### Input for this task
▬▬▬▬▬▬▬▬▬▬
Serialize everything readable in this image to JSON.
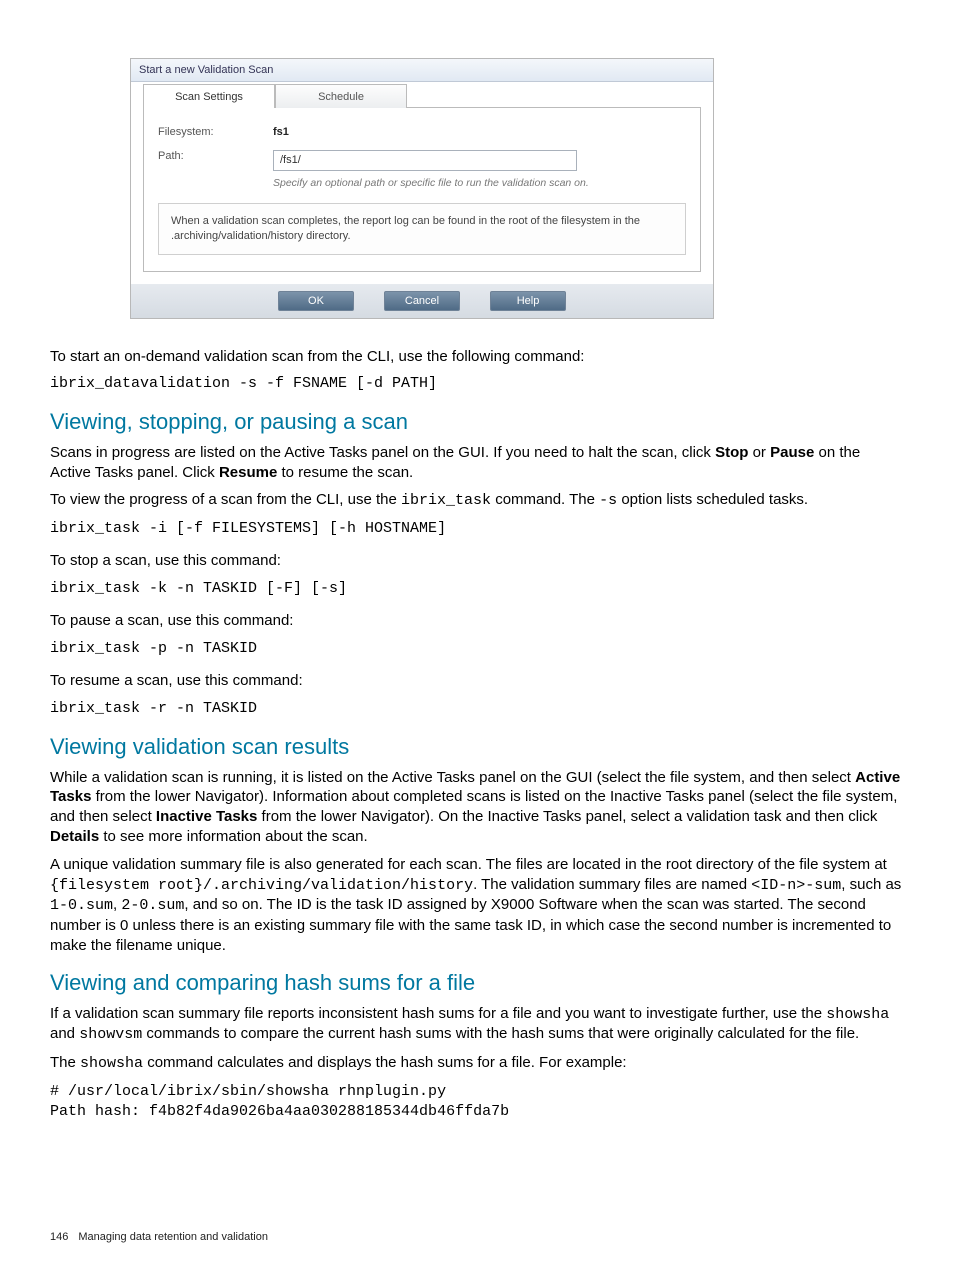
{
  "dialog": {
    "title": "Start a new Validation Scan",
    "tab_settings": "Scan Settings",
    "tab_schedule": "Schedule",
    "fs_label": "Filesystem:",
    "fs_value": "fs1",
    "path_label": "Path:",
    "path_value": "/fs1/",
    "path_hint": "Specify an optional path or specific file to run the validation scan on.",
    "info": "When a validation scan completes, the report log can be found in the root of the filesystem in the .archiving/validation/history directory.",
    "b_ok": "OK",
    "b_cancel": "Cancel",
    "b_help": "Help"
  },
  "body": {
    "p_start_cli": "To start an on-demand validation scan from the CLI, use the following command:",
    "cmd_start": "ibrix_datavalidation -s -f FSNAME [-d PATH]",
    "h_view_stop": "Viewing, stopping, or pausing a scan",
    "p_scans_1a": "Scans in progress are listed on the Active Tasks panel on the GUI. If you need to halt the scan, click ",
    "w_stop": "Stop",
    "p_scans_1b": " or ",
    "w_pause": "Pause",
    "p_scans_1c": " on the Active Tasks panel. Click ",
    "w_resume": "Resume",
    "p_scans_1d": " to resume the scan.",
    "p_scans_2a": "To view the progress of a scan from the CLI, use the ",
    "tt_ibrix_task": "ibrix_task",
    "p_scans_2b": " command. The ",
    "tt_s": "-s",
    "p_scans_2c": " option lists scheduled tasks.",
    "cmd_task_i": "ibrix_task -i [-f FILESYSTEMS] [-h HOSTNAME]",
    "p_stop": "To stop a scan, use this command:",
    "cmd_task_k": "ibrix_task -k -n TASKID [-F] [-s]",
    "p_pause": "To pause a scan, use this command:",
    "cmd_task_p": "ibrix_task -p -n TASKID",
    "p_resume": "To resume a scan, use this command:",
    "cmd_task_r": "ibrix_task -r -n TASKID",
    "h_results": "Viewing validation scan results",
    "p_res_1a": "While a validation scan is running, it is listed on the Active Tasks panel on the GUI (select the file system, and then select ",
    "w_active": "Active Tasks",
    "p_res_1b": " from the lower Navigator). Information about completed scans is listed on the Inactive Tasks panel (select the file system, and then select ",
    "w_inactive": "Inactive Tasks",
    "p_res_1c": " from the lower Navigator). On the Inactive Tasks panel, select a validation task and then click ",
    "w_details": "Details",
    "p_res_1d": " to see more information about the scan.",
    "p_res_2a": "A unique validation summary file is also generated for each scan. The files are located in the root directory of the file system at ",
    "tt_path": "{filesystem root}/.archiving/validation/history",
    "p_res_2b": ". The validation summary files are named ",
    "tt_idn": "<ID-n>-sum",
    "p_res_2c": ", such as ",
    "tt_10": "1-0.sum",
    "p_res_2d": ", ",
    "tt_20": "2-0.sum",
    "p_res_2e": ", and so on. The ID is the task ID assigned by X9000 Software when the scan was started. The second number is 0 unless there is an existing summary file with the same task ID, in which case the second number is incremented to make the filename unique.",
    "h_hash": "Viewing and comparing hash sums for a file",
    "p_hash_1a": "If a validation scan summary file reports inconsistent hash sums for a file and you want to investigate further, use the ",
    "tt_showsha": "showsha",
    "p_hash_1b": " and ",
    "tt_showvsm": "showvsm",
    "p_hash_1c": " commands to compare the current hash sums with the hash sums that were originally calculated for the file.",
    "p_hash_2a": "The ",
    "p_hash_2b": " command calculates and displays the hash sums for a file. For example:",
    "code_hash": "# /usr/local/ibrix/sbin/showsha rhnplugin.py\nPath hash: f4b82f4da9026ba4aa030288185344db46ffda7b"
  },
  "footer": {
    "page_number": "146",
    "chapter": "Managing data retention and validation"
  }
}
▬▬▬▬▬▬▬▬▬▬
### Given task
Quote in full the listing given above; the images are to be left out.

### Solved problem
Serialize everything readable in this image to JSON.
{
  "dialog": {
    "title": "Start a new Validation Scan",
    "tab_settings": "Scan Settings",
    "tab_schedule": "Schedule",
    "fs_label": "Filesystem:",
    "fs_value": "fs1",
    "path_label": "Path:",
    "path_value": "/fs1/",
    "path_hint": "Specify an optional path or specific file to run the validation scan on.",
    "info": "When a validation scan completes, the report log can be found in the root of the filesystem in the .archiving/validation/history directory.",
    "b_ok": "OK",
    "b_cancel": "Cancel",
    "b_help": "Help"
  },
  "body": {
    "p_start_cli": "To start an on-demand validation scan from the CLI, use the following command:",
    "cmd_start": "ibrix_datavalidation -s -f FSNAME [-d PATH]",
    "h_view_stop": "Viewing, stopping, or pausing a scan",
    "p_scans_1a": "Scans in progress are listed on the Active Tasks panel on the GUI. If you need to halt the scan, click ",
    "w_stop": "Stop",
    "p_scans_1b": " or ",
    "w_pause": "Pause",
    "p_scans_1c": " on the Active Tasks panel. Click ",
    "w_resume": "Resume",
    "p_scans_1d": " to resume the scan.",
    "p_scans_2a": "To view the progress of a scan from the CLI, use the ",
    "tt_ibrix_task": "ibrix_task",
    "p_scans_2b": " command. The ",
    "tt_s": "-s",
    "p_scans_2c": " option lists scheduled tasks.",
    "cmd_task_i": "ibrix_task -i [-f FILESYSTEMS] [-h HOSTNAME]",
    "p_stop": "To stop a scan, use this command:",
    "cmd_task_k": "ibrix_task -k -n TASKID [-F] [-s]",
    "p_pause": "To pause a scan, use this command:",
    "cmd_task_p": "ibrix_task -p -n TASKID",
    "p_resume": "To resume a scan, use this command:",
    "cmd_task_r": "ibrix_task -r -n TASKID",
    "h_results": "Viewing validation scan results",
    "p_res_1a": "While a validation scan is running, it is listed on the Active Tasks panel on the GUI (select the file system, and then select ",
    "w_active": "Active Tasks",
    "p_res_1b": " from the lower Navigator). Information about completed scans is listed on the Inactive Tasks panel (select the file system, and then select ",
    "w_inactive": "Inactive Tasks",
    "p_res_1c": " from the lower Navigator). On the Inactive Tasks panel, select a validation task and then click ",
    "w_details": "Details",
    "p_res_1d": " to see more information about the scan.",
    "p_res_2a": "A unique validation summary file is also generated for each scan. The files are located in the root directory of the file system at ",
    "tt_path": "{filesystem root}/.archiving/validation/history",
    "p_res_2b": ". The validation summary files are named ",
    "tt_idn": "<ID-n>-sum",
    "p_res_2c": ", such as ",
    "tt_10": "1-0.sum",
    "p_res_2d": ", ",
    "tt_20": "2-0.sum",
    "p_res_2e": ", and so on. The ID is the task ID assigned by X9000 Software when the scan was started. The second number is 0 unless there is an existing summary file with the same task ID, in which case the second number is incremented to make the filename unique.",
    "h_hash": "Viewing and comparing hash sums for a file",
    "p_hash_1a": "If a validation scan summary file reports inconsistent hash sums for a file and you want to investigate further, use the ",
    "tt_showsha": "showsha",
    "p_hash_1b": " and ",
    "tt_showvsm": "showvsm",
    "p_hash_1c": " commands to compare the current hash sums with the hash sums that were originally calculated for the file.",
    "p_hash_2a": "The ",
    "p_hash_2b": " command calculates and displays the hash sums for a file. For example:",
    "code_hash": "# /usr/local/ibrix/sbin/showsha rhnplugin.py\nPath hash: f4b82f4da9026ba4aa030288185344db46ffda7b"
  },
  "footer": {
    "page_number": "146",
    "chapter": "Managing data retention and validation"
  }
}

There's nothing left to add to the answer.